[Stored records]
··········

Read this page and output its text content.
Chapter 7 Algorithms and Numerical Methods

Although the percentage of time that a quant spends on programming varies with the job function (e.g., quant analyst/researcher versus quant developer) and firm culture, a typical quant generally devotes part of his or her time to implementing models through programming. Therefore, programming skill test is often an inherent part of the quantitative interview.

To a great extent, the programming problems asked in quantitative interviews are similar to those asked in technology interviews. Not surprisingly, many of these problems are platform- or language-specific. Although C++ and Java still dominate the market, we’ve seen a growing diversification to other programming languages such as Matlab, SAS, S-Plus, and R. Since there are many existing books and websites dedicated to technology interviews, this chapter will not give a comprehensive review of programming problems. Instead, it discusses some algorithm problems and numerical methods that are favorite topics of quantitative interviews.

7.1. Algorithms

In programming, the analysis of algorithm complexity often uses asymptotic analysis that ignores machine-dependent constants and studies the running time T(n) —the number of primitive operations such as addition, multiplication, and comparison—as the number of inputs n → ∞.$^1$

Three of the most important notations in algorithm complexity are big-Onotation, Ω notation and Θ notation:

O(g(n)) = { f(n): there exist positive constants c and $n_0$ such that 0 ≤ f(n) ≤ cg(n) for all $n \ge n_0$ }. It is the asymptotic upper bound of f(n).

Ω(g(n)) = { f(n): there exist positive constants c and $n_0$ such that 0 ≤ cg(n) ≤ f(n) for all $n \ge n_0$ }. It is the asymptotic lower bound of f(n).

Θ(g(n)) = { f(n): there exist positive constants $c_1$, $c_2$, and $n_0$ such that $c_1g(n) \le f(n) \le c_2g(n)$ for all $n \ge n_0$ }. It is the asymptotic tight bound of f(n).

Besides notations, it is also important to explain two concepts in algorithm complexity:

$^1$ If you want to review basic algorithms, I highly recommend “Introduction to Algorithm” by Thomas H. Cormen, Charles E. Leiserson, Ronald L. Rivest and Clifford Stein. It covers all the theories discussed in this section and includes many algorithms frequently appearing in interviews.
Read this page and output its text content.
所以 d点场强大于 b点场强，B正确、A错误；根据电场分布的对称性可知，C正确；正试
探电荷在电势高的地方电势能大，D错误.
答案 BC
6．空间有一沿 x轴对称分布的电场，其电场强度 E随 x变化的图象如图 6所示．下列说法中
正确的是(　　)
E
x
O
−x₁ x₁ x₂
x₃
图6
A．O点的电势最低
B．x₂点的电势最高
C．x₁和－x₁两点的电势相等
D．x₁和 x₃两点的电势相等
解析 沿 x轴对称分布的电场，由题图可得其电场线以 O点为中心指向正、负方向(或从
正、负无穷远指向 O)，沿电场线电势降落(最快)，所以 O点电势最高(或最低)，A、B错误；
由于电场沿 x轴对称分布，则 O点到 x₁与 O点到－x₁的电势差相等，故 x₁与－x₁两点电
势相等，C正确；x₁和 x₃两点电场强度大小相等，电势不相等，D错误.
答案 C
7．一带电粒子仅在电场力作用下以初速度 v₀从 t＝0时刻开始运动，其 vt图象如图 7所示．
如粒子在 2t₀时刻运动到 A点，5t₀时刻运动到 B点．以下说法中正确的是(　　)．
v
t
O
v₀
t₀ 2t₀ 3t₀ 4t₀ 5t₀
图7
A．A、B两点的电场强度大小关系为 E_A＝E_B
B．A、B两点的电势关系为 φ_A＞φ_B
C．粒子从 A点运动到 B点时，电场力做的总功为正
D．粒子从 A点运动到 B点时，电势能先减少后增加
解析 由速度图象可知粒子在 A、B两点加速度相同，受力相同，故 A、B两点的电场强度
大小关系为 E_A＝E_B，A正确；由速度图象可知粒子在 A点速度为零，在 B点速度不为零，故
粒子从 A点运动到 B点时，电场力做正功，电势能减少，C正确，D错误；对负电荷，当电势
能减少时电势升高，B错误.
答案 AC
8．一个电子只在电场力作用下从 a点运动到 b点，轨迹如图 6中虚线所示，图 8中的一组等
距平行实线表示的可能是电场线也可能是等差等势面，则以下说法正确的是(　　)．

··········

Find every line with "important" in the listing and state how many there are, nothing else.

2